Copy the following lines from the items below without any changes, beginning with the line that contains "value-cell: X [471, 424, 526, 438]" and ending after the line that contains "value-cell: - [640, 550, 698, 564]".

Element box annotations

* * *

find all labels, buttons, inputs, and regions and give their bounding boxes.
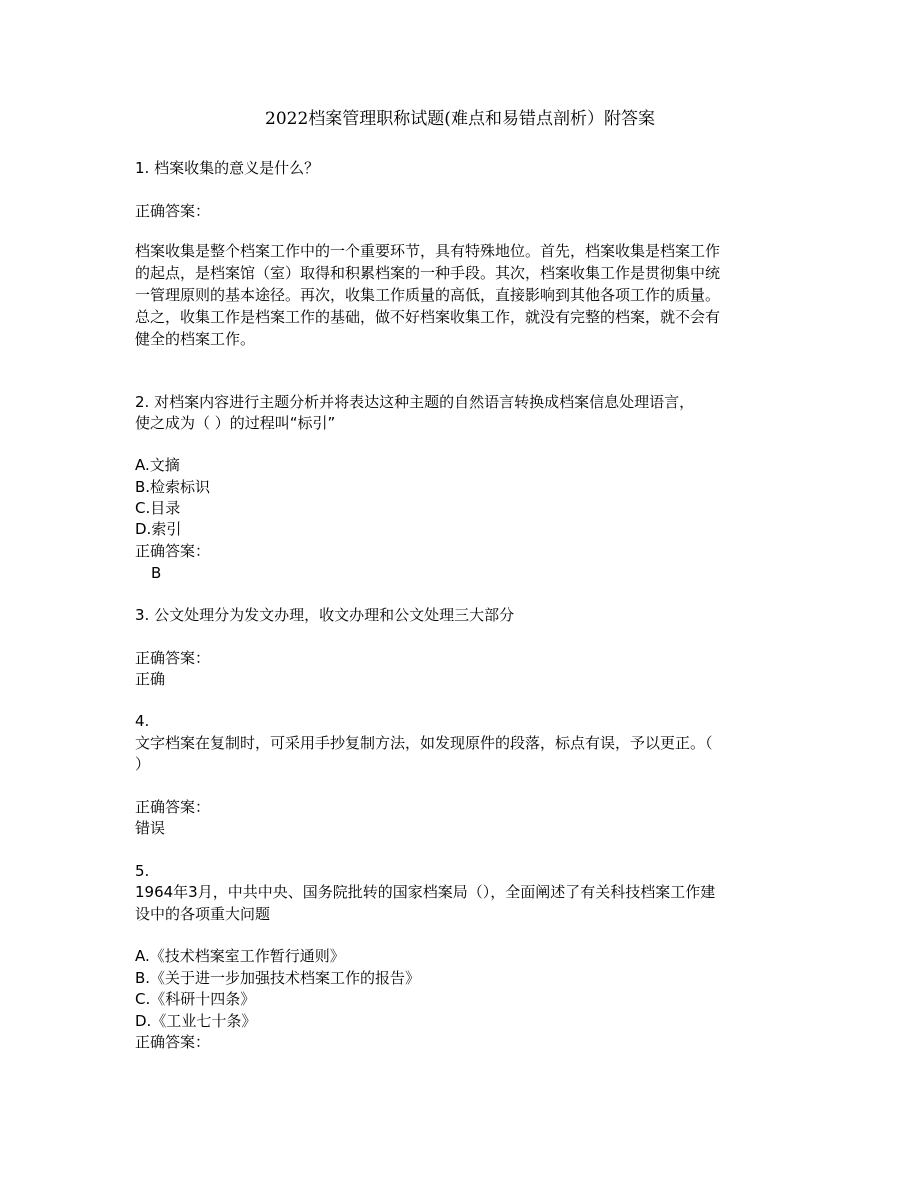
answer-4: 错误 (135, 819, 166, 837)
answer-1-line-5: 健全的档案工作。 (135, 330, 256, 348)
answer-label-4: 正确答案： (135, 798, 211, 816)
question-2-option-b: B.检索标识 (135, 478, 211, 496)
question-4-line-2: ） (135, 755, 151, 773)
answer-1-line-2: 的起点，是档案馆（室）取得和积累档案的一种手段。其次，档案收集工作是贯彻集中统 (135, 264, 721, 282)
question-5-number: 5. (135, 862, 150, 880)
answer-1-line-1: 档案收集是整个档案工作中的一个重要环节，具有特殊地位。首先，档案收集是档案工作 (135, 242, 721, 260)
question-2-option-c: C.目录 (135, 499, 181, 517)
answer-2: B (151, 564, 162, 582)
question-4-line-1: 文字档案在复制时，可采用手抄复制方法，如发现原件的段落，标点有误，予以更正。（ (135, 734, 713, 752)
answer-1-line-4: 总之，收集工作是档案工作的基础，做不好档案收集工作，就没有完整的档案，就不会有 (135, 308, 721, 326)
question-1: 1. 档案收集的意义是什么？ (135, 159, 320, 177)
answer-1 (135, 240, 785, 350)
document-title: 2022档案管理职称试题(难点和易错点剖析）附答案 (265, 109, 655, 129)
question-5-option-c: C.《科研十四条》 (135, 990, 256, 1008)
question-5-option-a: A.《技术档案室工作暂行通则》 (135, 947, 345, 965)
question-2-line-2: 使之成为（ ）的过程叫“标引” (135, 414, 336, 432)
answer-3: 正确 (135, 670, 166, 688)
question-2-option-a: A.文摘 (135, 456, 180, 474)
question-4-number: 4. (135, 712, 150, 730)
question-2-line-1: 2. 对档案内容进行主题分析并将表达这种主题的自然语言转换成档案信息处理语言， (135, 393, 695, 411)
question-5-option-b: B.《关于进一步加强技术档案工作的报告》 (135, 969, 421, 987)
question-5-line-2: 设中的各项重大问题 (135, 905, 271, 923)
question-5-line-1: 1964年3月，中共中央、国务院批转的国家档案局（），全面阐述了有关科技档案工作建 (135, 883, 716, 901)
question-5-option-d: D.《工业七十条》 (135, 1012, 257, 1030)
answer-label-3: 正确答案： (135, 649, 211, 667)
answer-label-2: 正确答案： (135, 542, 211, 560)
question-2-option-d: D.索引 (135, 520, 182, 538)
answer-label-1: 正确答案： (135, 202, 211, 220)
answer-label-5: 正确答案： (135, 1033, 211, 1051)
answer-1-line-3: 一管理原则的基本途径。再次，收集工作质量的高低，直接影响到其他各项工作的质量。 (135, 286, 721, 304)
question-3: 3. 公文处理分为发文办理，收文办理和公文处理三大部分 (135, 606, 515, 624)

* * *

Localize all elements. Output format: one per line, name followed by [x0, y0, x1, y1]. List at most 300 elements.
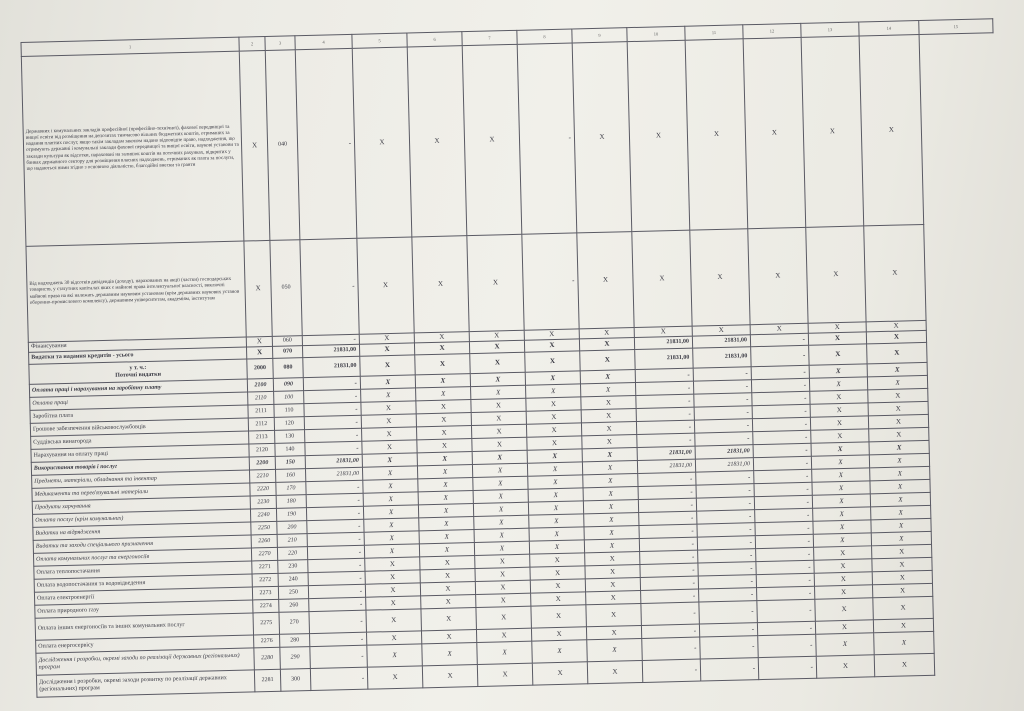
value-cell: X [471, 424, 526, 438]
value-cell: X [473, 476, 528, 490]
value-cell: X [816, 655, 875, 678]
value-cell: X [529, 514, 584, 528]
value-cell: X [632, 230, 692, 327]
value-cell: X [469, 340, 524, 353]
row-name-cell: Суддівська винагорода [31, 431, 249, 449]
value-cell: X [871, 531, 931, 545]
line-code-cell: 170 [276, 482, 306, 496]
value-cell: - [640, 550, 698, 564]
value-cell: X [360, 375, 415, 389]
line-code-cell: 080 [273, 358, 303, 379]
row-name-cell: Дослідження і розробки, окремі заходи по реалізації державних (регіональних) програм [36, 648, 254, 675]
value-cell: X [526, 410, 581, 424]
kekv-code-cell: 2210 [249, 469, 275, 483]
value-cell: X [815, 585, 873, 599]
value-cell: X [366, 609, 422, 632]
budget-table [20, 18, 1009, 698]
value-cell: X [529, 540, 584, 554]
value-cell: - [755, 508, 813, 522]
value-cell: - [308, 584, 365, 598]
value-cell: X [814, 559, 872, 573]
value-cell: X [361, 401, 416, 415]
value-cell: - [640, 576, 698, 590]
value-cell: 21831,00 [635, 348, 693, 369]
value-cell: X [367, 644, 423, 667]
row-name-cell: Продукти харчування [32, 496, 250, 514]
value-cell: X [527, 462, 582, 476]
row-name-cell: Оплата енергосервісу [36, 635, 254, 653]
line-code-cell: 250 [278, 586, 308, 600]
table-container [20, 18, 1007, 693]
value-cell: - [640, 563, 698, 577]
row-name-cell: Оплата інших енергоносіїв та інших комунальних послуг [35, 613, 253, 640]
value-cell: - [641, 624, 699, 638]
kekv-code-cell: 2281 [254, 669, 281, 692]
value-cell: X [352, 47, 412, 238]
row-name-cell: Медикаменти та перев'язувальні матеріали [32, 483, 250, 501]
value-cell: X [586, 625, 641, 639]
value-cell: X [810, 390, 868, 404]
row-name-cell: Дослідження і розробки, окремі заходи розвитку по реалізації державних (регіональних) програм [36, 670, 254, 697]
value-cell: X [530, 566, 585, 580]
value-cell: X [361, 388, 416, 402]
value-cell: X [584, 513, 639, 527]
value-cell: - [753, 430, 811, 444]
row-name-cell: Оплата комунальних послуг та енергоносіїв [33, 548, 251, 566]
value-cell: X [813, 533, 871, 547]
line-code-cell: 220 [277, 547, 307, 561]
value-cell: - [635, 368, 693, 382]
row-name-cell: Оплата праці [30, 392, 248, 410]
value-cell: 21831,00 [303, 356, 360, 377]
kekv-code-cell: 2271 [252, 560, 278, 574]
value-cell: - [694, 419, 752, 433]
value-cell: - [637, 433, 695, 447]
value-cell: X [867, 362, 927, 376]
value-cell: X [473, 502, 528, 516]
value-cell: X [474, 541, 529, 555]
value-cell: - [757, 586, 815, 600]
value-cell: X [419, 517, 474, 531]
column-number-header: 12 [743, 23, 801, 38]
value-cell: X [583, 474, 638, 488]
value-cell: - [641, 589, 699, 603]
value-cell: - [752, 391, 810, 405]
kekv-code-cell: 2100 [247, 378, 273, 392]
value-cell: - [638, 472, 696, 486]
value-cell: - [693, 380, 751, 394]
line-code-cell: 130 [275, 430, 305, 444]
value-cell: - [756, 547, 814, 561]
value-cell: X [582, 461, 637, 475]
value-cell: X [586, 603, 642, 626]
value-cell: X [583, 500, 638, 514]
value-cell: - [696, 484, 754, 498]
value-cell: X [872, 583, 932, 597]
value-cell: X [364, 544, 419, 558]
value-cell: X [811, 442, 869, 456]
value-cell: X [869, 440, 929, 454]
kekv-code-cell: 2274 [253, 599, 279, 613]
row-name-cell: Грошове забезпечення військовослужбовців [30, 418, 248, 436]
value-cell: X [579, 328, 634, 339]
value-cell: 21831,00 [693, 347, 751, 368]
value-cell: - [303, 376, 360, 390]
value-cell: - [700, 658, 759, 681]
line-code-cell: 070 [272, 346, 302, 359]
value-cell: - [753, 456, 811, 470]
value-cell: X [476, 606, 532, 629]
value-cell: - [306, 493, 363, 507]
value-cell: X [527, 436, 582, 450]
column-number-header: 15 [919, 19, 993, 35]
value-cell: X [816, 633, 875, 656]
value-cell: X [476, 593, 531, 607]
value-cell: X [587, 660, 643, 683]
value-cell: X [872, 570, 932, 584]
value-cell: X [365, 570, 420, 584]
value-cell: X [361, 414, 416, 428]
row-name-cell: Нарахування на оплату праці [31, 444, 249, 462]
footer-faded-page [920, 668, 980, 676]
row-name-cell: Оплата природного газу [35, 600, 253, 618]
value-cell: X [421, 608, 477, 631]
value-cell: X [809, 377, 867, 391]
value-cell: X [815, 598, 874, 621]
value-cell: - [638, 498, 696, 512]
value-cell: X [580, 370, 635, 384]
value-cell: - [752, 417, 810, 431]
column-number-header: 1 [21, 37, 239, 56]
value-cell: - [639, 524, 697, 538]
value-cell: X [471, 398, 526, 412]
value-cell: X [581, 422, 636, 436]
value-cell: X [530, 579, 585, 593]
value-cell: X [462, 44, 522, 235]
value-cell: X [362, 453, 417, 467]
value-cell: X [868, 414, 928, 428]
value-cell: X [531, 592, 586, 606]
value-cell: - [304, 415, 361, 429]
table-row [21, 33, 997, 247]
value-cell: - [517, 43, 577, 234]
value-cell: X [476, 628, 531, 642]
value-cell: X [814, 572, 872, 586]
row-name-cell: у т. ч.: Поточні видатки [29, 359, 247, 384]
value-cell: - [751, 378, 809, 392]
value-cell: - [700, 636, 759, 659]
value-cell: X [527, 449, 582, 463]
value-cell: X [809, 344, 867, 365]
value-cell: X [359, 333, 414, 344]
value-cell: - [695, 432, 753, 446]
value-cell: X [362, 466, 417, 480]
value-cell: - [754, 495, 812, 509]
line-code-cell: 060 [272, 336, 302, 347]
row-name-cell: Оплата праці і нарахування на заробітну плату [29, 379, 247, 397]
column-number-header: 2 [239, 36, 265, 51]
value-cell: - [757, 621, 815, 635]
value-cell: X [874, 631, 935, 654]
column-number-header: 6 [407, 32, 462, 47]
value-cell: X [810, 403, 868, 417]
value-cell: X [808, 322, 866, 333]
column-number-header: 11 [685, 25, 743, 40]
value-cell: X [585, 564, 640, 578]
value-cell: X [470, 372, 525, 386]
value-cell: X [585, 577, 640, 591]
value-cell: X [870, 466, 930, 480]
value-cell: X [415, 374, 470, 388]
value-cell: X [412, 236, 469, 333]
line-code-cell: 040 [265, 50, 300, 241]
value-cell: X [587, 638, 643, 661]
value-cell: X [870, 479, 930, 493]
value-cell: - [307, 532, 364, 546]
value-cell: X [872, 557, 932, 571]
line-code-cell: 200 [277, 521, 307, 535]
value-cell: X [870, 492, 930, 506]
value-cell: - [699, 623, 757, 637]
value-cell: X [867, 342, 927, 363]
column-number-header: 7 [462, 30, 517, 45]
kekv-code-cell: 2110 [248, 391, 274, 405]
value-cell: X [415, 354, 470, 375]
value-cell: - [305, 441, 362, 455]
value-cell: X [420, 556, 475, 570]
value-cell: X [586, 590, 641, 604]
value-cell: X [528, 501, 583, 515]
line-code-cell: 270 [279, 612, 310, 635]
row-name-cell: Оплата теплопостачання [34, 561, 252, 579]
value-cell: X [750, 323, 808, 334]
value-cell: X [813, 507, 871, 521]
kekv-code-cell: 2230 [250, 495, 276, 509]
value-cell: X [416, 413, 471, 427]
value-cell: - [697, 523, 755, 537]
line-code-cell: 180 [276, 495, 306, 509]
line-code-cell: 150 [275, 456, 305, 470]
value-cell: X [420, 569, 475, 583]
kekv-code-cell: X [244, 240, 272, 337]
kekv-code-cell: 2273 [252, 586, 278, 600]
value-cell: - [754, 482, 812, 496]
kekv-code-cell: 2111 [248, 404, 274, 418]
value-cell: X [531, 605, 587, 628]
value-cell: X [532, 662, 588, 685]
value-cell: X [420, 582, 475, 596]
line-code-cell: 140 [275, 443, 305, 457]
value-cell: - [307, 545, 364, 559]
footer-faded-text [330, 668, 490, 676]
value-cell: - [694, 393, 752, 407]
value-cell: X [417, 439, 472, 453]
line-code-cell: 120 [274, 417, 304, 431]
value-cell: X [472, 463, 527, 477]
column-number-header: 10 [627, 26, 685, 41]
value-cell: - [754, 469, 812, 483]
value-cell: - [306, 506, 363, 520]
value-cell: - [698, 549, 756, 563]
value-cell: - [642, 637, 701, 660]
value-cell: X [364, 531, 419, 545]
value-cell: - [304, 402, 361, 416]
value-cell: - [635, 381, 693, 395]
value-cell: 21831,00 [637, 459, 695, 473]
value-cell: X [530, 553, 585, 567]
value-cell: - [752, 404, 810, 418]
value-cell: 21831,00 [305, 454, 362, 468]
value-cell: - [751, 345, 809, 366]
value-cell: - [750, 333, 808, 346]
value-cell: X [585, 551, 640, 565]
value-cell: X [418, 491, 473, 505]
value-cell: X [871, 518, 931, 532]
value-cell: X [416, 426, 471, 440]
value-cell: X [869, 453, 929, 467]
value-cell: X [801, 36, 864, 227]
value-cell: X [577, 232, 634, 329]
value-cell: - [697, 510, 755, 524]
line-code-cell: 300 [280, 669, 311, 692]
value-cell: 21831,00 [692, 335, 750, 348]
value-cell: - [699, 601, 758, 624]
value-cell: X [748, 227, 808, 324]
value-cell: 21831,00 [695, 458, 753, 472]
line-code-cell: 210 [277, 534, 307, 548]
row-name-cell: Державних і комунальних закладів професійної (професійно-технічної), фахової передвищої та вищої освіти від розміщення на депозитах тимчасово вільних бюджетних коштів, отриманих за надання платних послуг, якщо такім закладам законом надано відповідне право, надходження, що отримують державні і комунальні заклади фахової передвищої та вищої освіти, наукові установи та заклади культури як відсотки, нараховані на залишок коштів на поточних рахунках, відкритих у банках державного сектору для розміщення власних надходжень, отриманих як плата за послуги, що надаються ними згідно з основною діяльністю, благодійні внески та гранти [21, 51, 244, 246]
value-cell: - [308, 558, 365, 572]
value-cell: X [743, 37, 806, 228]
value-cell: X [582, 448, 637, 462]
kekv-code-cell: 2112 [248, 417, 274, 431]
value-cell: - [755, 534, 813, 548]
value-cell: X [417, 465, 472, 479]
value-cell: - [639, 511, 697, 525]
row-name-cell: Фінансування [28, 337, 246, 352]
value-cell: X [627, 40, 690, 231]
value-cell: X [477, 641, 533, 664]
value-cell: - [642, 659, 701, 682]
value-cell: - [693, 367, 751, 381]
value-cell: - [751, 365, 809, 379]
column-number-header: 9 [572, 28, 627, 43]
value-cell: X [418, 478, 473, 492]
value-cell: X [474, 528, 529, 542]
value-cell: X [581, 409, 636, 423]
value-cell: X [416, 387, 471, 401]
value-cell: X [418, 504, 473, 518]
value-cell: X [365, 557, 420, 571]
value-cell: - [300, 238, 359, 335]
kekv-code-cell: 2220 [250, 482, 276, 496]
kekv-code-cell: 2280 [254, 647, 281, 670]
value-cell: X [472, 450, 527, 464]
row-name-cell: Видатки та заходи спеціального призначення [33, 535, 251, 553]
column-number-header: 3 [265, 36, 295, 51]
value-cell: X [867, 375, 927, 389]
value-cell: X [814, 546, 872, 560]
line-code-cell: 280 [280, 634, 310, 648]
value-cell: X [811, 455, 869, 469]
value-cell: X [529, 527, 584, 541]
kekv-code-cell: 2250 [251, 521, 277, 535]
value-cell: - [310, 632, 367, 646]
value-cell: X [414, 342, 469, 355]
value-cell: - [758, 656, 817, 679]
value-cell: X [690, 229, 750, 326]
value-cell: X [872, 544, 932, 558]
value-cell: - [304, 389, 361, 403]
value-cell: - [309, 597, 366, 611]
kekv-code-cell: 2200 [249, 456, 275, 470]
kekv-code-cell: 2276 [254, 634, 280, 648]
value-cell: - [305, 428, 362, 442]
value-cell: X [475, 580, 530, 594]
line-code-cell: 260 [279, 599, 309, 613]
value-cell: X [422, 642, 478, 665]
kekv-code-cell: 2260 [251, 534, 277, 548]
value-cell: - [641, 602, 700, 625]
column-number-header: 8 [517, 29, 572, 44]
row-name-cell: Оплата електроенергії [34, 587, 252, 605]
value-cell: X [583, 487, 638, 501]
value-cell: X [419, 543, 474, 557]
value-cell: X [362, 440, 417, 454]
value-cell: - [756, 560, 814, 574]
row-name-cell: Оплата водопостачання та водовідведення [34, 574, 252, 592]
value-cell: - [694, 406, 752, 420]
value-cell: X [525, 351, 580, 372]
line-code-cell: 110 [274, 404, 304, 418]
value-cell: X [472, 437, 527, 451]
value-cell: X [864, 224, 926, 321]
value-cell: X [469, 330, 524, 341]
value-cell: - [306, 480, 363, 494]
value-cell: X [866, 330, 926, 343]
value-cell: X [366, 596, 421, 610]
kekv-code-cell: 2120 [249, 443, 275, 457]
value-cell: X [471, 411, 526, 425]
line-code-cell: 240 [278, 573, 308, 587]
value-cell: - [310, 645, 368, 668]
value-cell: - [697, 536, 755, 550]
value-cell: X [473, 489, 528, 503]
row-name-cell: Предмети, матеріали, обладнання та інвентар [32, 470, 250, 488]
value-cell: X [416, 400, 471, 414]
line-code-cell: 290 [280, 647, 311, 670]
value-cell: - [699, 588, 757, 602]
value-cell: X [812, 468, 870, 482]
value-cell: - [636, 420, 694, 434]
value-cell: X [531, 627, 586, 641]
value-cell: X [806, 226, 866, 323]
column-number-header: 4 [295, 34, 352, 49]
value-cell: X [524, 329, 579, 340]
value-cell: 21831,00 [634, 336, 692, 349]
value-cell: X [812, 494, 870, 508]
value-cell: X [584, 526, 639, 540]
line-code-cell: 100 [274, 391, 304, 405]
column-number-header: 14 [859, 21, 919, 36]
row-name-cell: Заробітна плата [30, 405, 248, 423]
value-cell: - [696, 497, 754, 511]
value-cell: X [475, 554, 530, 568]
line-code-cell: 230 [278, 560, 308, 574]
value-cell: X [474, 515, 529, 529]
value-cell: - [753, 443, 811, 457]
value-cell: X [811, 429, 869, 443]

* * *

» **WORKED SOLUTION**:
value-cell: X [471, 424, 526, 438]
value-cell: X [473, 476, 528, 490]
value-cell: X [816, 655, 875, 678]
value-cell: X [529, 514, 584, 528]
value-cell: X [632, 230, 692, 327]
value-cell: X [469, 340, 524, 353]
row-name-cell: Суддівська винагорода [31, 431, 249, 449]
value-cell: X [871, 531, 931, 545]
line-code-cell: 170 [276, 482, 306, 496]
value-cell: - [640, 550, 698, 564]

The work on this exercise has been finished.